• _TASK PROMPT_
Below are the records; pull every line that includes "меню".

>> Start

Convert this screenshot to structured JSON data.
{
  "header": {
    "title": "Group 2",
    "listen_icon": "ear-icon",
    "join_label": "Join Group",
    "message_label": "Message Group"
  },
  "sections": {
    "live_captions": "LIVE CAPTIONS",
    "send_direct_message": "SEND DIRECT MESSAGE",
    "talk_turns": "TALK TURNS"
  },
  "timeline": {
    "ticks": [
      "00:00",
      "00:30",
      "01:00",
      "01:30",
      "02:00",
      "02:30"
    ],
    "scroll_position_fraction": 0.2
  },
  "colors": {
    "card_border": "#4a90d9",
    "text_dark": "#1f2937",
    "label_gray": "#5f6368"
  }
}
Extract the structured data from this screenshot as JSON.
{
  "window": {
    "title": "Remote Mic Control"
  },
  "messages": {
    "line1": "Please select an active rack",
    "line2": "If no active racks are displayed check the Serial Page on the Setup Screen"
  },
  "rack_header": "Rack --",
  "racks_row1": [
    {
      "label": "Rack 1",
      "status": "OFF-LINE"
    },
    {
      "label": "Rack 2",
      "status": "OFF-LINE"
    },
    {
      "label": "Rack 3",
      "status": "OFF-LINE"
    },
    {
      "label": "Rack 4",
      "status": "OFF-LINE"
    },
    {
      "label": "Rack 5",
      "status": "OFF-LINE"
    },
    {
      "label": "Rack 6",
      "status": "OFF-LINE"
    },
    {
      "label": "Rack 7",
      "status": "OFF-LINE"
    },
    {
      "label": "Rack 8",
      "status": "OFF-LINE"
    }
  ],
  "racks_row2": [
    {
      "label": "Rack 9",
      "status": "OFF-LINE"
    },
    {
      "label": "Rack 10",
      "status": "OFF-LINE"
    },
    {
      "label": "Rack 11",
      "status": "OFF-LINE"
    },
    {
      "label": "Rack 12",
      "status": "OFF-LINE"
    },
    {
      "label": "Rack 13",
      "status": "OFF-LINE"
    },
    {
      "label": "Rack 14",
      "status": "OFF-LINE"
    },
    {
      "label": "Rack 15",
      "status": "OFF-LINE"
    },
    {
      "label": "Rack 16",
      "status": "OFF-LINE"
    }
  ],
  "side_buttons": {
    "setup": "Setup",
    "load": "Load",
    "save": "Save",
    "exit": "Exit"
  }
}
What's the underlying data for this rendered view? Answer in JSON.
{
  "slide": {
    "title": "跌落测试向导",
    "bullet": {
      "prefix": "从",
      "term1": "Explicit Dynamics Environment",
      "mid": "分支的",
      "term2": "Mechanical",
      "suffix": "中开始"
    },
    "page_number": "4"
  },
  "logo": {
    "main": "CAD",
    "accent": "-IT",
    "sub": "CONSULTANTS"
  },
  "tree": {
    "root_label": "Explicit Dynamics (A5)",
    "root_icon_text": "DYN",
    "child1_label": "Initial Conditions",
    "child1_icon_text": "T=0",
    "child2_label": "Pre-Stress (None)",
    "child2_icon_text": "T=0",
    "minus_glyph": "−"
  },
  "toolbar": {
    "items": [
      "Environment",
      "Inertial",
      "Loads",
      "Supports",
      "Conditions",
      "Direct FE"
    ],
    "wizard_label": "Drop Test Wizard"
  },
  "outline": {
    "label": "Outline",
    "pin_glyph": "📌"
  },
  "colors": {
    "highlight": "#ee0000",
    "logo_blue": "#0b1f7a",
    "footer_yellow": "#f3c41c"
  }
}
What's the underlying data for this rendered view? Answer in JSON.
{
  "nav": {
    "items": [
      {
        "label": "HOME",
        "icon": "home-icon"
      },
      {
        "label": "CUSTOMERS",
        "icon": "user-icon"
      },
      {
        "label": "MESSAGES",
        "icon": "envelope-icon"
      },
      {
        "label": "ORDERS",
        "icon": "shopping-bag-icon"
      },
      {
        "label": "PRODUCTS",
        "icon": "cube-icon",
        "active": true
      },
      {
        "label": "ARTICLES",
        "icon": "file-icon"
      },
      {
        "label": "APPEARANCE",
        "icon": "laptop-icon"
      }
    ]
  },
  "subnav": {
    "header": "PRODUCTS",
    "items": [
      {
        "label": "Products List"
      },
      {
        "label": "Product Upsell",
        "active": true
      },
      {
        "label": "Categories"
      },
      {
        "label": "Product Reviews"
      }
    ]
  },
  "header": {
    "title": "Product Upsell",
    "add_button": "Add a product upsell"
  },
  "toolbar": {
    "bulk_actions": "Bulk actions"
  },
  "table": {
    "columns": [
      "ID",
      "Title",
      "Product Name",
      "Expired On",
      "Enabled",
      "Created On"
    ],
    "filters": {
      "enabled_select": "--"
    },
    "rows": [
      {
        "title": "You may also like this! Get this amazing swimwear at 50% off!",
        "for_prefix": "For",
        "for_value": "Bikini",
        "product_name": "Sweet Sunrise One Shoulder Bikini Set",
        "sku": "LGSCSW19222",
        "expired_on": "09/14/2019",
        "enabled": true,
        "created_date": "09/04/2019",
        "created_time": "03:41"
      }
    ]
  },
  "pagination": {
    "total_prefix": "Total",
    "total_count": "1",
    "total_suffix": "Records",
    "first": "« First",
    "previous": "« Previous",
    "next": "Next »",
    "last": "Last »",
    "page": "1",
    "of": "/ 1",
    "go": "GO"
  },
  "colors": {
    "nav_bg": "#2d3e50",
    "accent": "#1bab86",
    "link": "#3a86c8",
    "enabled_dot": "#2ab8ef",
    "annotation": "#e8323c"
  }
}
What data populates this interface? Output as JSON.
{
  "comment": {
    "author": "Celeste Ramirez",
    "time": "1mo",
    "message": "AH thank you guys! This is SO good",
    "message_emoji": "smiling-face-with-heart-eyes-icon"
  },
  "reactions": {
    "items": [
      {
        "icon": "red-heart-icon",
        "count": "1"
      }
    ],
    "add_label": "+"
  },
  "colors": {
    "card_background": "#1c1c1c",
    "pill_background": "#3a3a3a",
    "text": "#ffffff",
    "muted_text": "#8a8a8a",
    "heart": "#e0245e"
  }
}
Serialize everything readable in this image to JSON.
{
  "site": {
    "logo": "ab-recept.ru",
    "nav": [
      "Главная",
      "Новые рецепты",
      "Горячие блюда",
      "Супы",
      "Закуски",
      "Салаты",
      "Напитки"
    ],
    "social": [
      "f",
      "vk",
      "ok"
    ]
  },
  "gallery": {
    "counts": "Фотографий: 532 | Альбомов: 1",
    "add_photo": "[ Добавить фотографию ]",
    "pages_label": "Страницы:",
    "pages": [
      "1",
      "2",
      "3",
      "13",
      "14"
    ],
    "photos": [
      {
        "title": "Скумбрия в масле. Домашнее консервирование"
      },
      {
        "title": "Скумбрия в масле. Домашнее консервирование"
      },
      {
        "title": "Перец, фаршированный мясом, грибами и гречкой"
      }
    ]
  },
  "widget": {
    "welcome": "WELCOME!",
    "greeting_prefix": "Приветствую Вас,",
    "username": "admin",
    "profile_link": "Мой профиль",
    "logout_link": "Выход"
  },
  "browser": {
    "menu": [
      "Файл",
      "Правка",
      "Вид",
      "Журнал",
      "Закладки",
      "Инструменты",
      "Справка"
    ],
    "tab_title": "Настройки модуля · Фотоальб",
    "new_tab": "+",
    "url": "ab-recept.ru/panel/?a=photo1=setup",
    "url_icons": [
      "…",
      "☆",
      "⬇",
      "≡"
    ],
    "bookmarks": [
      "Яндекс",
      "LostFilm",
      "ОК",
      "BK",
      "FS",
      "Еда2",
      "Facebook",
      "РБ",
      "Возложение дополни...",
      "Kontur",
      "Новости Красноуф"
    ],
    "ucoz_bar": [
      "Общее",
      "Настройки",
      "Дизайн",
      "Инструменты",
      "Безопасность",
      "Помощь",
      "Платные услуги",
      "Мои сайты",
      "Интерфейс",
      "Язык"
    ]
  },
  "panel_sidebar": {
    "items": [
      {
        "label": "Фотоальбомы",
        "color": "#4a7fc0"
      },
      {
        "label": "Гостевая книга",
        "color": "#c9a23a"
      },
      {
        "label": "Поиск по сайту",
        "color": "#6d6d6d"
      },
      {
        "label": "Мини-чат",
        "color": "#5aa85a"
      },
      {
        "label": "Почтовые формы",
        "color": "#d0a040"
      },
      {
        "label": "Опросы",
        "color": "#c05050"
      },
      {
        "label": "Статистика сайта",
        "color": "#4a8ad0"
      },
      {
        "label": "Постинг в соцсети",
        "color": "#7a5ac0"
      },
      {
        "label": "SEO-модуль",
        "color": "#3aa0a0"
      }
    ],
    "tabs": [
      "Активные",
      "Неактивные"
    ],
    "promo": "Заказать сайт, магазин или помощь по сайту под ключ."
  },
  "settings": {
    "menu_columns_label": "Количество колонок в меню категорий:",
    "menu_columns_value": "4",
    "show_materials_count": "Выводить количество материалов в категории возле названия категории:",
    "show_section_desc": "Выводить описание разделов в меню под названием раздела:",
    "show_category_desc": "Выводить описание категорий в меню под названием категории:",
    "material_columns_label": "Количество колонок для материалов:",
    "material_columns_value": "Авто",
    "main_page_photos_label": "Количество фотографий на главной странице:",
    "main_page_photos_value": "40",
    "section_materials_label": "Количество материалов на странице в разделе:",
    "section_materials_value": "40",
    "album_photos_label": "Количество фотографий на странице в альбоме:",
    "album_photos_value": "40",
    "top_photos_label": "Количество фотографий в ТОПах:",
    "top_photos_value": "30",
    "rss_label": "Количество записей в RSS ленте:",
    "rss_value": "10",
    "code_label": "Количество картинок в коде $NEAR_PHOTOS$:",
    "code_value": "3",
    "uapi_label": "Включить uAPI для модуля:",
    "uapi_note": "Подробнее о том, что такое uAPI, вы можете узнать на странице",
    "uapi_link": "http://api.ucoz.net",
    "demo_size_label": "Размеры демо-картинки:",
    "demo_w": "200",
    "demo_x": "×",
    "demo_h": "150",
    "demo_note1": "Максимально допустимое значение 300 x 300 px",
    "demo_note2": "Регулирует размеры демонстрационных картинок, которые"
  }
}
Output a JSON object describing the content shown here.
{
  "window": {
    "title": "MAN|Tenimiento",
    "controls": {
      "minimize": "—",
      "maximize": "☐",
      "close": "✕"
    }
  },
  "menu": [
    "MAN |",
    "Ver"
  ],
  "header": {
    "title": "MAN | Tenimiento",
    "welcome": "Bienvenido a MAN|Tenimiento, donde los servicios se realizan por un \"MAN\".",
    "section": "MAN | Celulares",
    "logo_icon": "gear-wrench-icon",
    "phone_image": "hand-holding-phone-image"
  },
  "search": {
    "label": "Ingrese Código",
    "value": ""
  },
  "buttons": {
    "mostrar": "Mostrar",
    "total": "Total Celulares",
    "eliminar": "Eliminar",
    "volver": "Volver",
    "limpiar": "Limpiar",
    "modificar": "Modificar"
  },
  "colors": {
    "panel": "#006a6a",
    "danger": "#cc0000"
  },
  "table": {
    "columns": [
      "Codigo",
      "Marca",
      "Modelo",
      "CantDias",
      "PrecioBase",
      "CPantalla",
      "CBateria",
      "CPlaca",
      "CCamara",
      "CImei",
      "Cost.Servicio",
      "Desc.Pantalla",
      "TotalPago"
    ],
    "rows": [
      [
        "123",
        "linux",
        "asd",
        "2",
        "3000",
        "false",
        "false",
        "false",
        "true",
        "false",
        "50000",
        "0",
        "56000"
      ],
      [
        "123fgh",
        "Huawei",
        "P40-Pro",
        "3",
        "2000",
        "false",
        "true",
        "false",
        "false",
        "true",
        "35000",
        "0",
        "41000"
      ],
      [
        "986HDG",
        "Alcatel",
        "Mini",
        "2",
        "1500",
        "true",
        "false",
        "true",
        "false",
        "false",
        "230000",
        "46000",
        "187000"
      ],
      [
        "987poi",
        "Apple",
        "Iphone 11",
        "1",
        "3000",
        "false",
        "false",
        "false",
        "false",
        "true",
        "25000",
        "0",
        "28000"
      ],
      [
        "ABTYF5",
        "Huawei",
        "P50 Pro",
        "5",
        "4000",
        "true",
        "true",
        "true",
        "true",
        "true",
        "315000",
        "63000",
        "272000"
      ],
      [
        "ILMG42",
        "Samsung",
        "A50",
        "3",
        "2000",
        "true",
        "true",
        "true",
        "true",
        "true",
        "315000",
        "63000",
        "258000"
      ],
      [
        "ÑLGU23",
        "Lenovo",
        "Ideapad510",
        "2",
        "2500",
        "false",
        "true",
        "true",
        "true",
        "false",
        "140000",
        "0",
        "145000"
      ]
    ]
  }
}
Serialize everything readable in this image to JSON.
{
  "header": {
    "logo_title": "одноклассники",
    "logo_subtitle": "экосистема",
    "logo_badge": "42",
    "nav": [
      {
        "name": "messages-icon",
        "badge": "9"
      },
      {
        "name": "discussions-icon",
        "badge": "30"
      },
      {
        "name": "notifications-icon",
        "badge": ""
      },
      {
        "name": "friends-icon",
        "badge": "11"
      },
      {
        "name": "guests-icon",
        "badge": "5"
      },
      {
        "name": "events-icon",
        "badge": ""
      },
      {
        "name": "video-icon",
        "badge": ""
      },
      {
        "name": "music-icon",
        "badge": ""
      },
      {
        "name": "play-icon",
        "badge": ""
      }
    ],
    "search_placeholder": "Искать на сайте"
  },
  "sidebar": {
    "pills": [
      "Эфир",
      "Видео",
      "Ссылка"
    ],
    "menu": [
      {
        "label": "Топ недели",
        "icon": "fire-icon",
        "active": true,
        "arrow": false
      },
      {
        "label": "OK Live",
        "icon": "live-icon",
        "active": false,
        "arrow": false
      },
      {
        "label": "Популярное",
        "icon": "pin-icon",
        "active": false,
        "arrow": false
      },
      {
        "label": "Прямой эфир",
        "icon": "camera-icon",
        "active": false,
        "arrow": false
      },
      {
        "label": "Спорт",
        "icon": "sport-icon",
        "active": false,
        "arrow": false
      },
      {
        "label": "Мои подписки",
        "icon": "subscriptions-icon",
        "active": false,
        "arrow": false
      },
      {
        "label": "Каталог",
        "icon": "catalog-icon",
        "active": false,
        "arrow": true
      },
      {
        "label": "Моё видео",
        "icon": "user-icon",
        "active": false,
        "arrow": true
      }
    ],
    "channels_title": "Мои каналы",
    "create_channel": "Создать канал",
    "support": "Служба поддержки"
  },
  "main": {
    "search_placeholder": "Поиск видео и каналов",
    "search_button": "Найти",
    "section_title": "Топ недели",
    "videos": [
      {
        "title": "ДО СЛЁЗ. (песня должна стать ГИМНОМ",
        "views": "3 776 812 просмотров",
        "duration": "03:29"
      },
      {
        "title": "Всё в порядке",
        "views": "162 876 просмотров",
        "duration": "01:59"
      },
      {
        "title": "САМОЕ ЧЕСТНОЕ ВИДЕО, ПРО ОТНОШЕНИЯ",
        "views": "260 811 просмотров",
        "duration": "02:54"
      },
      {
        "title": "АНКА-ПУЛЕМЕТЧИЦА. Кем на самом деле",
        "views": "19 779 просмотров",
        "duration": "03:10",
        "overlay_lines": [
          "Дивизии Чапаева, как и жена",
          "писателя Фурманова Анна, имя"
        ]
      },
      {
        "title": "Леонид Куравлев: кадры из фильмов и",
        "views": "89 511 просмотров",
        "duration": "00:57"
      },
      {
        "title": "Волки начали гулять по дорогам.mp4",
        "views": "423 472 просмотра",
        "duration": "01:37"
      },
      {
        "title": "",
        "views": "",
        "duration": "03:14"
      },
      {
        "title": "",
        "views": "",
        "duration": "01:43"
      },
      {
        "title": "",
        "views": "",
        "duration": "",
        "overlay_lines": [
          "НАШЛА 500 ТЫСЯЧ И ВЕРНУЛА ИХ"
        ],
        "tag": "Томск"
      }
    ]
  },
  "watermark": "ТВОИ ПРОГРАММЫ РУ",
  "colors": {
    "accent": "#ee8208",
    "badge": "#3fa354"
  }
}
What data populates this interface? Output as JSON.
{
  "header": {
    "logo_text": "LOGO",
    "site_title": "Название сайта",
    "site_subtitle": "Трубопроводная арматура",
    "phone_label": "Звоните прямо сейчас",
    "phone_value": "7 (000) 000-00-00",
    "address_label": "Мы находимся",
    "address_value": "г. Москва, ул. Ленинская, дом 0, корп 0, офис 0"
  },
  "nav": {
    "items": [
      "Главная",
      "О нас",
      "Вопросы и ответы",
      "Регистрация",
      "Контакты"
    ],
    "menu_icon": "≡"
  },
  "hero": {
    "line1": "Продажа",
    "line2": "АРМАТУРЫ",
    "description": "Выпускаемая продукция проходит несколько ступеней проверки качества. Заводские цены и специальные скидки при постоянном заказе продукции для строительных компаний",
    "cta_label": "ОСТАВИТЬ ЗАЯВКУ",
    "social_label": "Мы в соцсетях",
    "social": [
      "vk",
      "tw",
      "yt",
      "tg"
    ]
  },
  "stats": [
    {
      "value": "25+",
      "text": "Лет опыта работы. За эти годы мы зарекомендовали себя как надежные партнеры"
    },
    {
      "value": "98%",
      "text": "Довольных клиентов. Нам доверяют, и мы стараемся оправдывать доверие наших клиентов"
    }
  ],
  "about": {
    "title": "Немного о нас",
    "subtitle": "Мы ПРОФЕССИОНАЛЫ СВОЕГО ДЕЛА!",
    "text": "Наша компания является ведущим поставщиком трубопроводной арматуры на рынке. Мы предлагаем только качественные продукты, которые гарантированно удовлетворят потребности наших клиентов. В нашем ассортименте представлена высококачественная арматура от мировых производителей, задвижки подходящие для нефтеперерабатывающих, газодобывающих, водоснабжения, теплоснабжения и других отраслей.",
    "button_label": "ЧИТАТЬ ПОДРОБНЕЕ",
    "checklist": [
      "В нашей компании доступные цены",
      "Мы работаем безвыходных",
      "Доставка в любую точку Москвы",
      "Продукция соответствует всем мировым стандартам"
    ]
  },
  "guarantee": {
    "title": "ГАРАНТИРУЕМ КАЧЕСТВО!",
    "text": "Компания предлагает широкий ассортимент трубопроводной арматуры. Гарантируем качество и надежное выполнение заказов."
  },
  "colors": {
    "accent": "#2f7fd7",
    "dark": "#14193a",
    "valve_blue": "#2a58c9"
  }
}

>> End

• _WRITTEN RESPONSE_
    "menu_columns_label": "Количество колонок в меню категорий:",
    "show_section_desc": "Выводить описание разделов в меню под названием раздела:",
    "show_category_desc": "Выводить описание категорий в меню под названием категории:",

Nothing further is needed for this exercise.